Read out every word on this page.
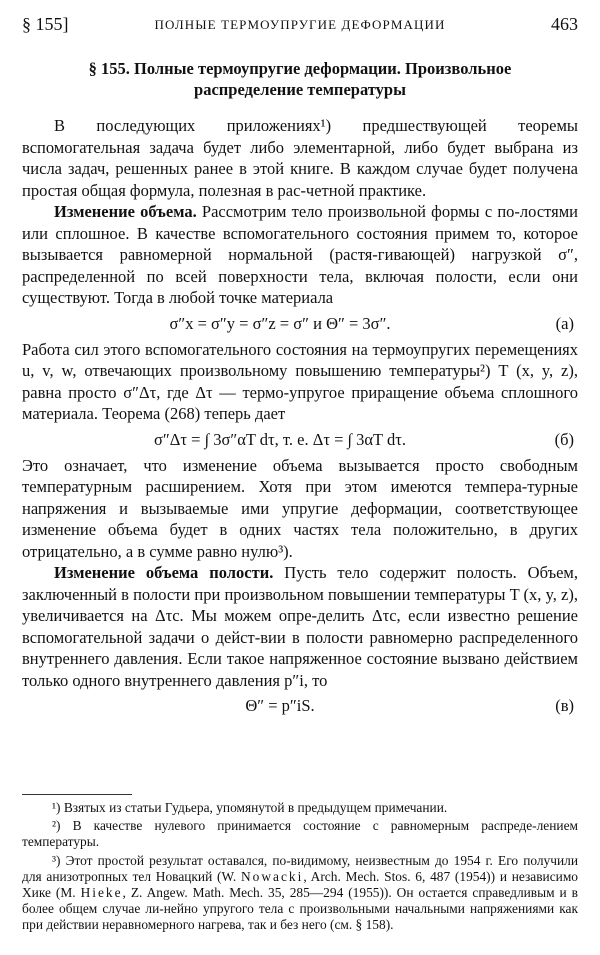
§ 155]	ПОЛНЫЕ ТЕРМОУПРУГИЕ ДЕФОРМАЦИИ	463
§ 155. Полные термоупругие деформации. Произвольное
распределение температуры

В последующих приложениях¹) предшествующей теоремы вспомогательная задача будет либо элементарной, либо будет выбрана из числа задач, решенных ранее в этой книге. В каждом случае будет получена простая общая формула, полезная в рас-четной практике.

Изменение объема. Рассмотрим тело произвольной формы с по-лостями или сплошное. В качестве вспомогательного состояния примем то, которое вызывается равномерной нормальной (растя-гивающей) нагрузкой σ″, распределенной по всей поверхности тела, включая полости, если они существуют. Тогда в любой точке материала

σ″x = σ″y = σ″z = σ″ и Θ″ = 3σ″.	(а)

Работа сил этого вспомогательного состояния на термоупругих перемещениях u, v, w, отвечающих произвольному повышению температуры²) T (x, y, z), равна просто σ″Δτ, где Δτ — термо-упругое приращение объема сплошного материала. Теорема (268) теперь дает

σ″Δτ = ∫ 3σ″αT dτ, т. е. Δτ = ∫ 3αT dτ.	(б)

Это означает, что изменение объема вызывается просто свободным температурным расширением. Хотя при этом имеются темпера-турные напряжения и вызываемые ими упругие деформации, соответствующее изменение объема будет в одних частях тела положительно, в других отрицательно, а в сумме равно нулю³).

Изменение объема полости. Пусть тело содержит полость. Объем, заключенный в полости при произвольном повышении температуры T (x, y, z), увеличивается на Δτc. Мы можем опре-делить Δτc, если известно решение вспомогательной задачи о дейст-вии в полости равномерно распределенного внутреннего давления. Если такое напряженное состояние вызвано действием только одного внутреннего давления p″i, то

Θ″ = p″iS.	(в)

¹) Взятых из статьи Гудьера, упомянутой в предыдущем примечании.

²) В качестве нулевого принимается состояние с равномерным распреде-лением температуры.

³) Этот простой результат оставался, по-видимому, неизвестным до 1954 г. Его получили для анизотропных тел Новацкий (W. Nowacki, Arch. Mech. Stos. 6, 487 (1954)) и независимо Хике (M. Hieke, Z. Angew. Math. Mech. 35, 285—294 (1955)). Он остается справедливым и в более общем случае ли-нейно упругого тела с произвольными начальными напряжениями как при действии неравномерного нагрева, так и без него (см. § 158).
+ + +
◆ **Task to complete**
Reproduce the entries above exactly. Do not include the images.

◆ **Task output**
Read out every word on this page.
§ 155]	ПОЛНЫЕ ТЕРМОУПРУГИЕ ДЕФОРМАЦИИ	463
§ 155. Полные термоупругие деформации. Произвольное
распределение температуры

В последующих приложениях¹) предшествующей теоремы вспомогательная задача будет либо элементарной, либо будет выбрана из числа задач, решенных ранее в этой книге. В каждом случае будет получена простая общая формула, полезная в рас-четной практике.

Изменение объема. Рассмотрим тело произвольной формы с по-лостями или сплошное. В качестве вспомогательного состояния примем то, которое вызывается равномерной нормальной (растя-гивающей) нагрузкой σ″, распределенной по всей поверхности тела, включая полости, если они существуют. Тогда в любой точке материала

σ″x = σ″y = σ″z = σ″ и Θ″ = 3σ″.	(а)

Работа сил этого вспомогательного состояния на термоупругих перемещениях u, v, w, отвечающих произвольному повышению температуры²) T (x, y, z), равна просто σ″Δτ, где Δτ — термо-упругое приращение объема сплошного материала. Теорема (268) теперь дает

σ″Δτ = ∫ 3σ″αT dτ, т. е. Δτ = ∫ 3αT dτ.	(б)

Это означает, что изменение объема вызывается просто свободным температурным расширением. Хотя при этом имеются темпера-турные напряжения и вызываемые ими упругие деформации, соответствующее изменение объема будет в одних частях тела положительно, в других отрицательно, а в сумме равно нулю³).

Изменение объема полости. Пусть тело содержит полость. Объем, заключенный в полости при произвольном повышении температуры T (x, y, z), увеличивается на Δτc. Мы можем опре-делить Δτc, если известно решение вспомогательной задачи о дейст-вии в полости равномерно распределенного внутреннего давления. Если такое напряженное состояние вызвано действием только одного внутреннего давления p″i, то

Θ″ = p″iS.	(в)

¹) Взятых из статьи Гудьера, упомянутой в предыдущем примечании.

²) В качестве нулевого принимается состояние с равномерным распреде-лением температуры.

³) Этот простой результат оставался, по-видимому, неизвестным до 1954 г. Его получили для анизотропных тел Новацкий (W. Nowacki, Arch. Mech. Stos. 6, 487 (1954)) и независимо Хике (M. Hieke, Z. Angew. Math. Mech. 35, 285—294 (1955)). Он остается справедливым и в более общем случае ли-нейно упругого тела с произвольными начальными напряжениями как при действии неравномерного нагрева, так и без него (см. § 158).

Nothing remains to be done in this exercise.